WHAT THE TASK ASKS: Scan the data for "name" and copy the lines it appears in.

[Records]
------------------------------------
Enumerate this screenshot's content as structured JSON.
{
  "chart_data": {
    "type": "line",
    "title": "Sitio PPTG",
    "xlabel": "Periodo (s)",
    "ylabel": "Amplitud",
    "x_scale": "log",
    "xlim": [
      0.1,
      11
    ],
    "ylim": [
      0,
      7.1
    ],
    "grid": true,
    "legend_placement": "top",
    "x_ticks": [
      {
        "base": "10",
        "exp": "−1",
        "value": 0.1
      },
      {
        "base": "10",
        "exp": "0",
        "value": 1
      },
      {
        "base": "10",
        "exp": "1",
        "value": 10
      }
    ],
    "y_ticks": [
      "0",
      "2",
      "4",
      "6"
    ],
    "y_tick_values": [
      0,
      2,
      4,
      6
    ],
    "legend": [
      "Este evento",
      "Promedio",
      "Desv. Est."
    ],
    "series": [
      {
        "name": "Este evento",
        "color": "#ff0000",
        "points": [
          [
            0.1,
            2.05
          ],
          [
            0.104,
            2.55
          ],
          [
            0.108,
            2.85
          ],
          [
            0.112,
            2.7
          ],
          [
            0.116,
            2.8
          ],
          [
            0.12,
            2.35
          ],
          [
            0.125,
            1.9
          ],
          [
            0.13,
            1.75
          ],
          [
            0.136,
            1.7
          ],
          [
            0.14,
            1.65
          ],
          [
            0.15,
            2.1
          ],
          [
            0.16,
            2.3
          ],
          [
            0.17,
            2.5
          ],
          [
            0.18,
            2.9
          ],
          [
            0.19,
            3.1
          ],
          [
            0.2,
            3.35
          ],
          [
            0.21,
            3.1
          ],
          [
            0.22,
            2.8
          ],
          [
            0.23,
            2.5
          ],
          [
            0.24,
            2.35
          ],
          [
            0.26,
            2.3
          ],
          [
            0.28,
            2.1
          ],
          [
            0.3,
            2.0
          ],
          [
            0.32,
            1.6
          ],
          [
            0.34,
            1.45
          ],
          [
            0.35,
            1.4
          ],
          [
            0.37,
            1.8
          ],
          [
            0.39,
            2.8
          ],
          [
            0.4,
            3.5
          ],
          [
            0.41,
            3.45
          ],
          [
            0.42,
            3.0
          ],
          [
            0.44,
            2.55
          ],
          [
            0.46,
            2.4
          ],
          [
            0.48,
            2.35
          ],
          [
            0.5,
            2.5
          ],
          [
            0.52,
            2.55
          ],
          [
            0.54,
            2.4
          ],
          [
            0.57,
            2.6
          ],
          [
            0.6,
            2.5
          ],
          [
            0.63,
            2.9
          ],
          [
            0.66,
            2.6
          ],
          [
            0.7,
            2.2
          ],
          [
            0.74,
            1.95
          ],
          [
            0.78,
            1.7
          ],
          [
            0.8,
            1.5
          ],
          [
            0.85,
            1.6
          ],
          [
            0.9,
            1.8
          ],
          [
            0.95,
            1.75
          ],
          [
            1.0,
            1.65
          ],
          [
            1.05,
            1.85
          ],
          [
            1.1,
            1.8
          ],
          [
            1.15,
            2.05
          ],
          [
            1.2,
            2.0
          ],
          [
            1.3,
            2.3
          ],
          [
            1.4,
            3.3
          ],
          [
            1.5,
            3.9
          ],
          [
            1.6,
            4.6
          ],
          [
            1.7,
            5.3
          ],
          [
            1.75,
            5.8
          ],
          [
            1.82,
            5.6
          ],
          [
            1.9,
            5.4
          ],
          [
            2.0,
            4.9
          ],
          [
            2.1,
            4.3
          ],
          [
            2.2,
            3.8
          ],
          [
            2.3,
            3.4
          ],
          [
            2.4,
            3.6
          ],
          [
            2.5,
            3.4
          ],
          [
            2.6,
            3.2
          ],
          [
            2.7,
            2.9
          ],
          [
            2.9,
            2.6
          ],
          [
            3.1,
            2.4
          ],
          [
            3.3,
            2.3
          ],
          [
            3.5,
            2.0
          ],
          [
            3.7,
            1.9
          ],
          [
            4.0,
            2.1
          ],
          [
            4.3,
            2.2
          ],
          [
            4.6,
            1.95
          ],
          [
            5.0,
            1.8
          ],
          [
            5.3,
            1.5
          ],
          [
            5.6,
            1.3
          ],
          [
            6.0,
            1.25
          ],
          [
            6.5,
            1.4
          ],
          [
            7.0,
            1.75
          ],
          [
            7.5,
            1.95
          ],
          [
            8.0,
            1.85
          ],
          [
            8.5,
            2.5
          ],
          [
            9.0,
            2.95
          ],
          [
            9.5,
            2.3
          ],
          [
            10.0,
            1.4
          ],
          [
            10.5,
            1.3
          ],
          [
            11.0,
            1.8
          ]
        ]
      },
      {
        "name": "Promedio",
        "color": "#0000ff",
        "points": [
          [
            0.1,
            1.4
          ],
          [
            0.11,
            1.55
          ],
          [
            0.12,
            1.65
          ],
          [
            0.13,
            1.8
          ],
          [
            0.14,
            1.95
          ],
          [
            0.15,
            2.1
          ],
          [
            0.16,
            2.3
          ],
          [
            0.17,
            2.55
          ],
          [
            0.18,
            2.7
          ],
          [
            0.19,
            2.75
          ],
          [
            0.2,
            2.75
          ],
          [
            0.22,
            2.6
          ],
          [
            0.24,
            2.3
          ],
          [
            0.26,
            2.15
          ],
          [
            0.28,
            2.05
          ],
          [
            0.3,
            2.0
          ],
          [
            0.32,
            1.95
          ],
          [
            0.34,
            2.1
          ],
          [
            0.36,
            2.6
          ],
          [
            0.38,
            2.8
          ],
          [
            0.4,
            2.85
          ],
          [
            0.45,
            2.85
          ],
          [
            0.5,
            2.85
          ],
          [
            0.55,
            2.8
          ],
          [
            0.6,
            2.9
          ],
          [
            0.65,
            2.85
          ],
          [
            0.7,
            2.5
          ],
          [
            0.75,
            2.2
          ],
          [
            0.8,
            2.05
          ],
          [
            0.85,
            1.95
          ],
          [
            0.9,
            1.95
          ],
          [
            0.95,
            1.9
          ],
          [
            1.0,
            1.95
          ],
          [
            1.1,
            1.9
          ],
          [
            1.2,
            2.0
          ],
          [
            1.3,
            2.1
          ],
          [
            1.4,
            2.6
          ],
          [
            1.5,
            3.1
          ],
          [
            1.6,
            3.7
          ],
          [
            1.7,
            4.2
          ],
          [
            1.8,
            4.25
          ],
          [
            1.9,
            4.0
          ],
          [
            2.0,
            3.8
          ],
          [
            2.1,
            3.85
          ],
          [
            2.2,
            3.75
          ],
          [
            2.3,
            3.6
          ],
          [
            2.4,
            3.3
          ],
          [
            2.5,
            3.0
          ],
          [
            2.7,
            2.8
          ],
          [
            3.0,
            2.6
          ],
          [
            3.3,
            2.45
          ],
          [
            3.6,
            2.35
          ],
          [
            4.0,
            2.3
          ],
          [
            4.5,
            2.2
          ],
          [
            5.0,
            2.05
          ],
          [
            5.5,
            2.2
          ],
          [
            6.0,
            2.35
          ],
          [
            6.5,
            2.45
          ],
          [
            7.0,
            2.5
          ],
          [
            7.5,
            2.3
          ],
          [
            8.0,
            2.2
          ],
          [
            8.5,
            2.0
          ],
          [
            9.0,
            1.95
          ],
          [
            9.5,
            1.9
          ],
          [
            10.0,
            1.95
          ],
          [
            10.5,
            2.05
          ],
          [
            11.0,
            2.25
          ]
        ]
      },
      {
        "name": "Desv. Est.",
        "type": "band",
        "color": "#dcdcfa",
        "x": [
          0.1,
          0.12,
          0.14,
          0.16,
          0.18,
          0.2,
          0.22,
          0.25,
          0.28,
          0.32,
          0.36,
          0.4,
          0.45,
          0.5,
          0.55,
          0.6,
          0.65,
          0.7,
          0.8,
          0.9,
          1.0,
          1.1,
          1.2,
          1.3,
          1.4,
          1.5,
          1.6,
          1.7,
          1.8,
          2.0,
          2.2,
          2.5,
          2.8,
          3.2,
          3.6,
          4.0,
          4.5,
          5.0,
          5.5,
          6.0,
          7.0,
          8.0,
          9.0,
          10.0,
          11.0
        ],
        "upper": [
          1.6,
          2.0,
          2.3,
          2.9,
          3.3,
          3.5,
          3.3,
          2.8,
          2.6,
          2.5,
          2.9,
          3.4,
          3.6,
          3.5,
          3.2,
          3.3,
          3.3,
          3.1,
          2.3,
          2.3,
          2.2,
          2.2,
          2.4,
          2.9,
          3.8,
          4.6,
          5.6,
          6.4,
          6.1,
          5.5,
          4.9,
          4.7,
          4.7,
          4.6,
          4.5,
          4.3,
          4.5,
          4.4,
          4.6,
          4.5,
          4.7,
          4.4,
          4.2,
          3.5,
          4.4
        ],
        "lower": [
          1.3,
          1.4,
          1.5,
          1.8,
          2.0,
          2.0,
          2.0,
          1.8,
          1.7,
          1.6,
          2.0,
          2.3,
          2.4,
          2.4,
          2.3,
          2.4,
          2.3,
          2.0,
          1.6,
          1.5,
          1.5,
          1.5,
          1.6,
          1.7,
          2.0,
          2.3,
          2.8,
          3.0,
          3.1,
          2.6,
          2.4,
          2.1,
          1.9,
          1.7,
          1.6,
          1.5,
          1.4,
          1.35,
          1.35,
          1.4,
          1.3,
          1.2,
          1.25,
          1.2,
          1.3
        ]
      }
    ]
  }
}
------------------------------------
OUTPUT FOR THIS EXERCISE:
        "name": "Este evento",
        "name": "Promedio",
        "name": "Desv. Est.",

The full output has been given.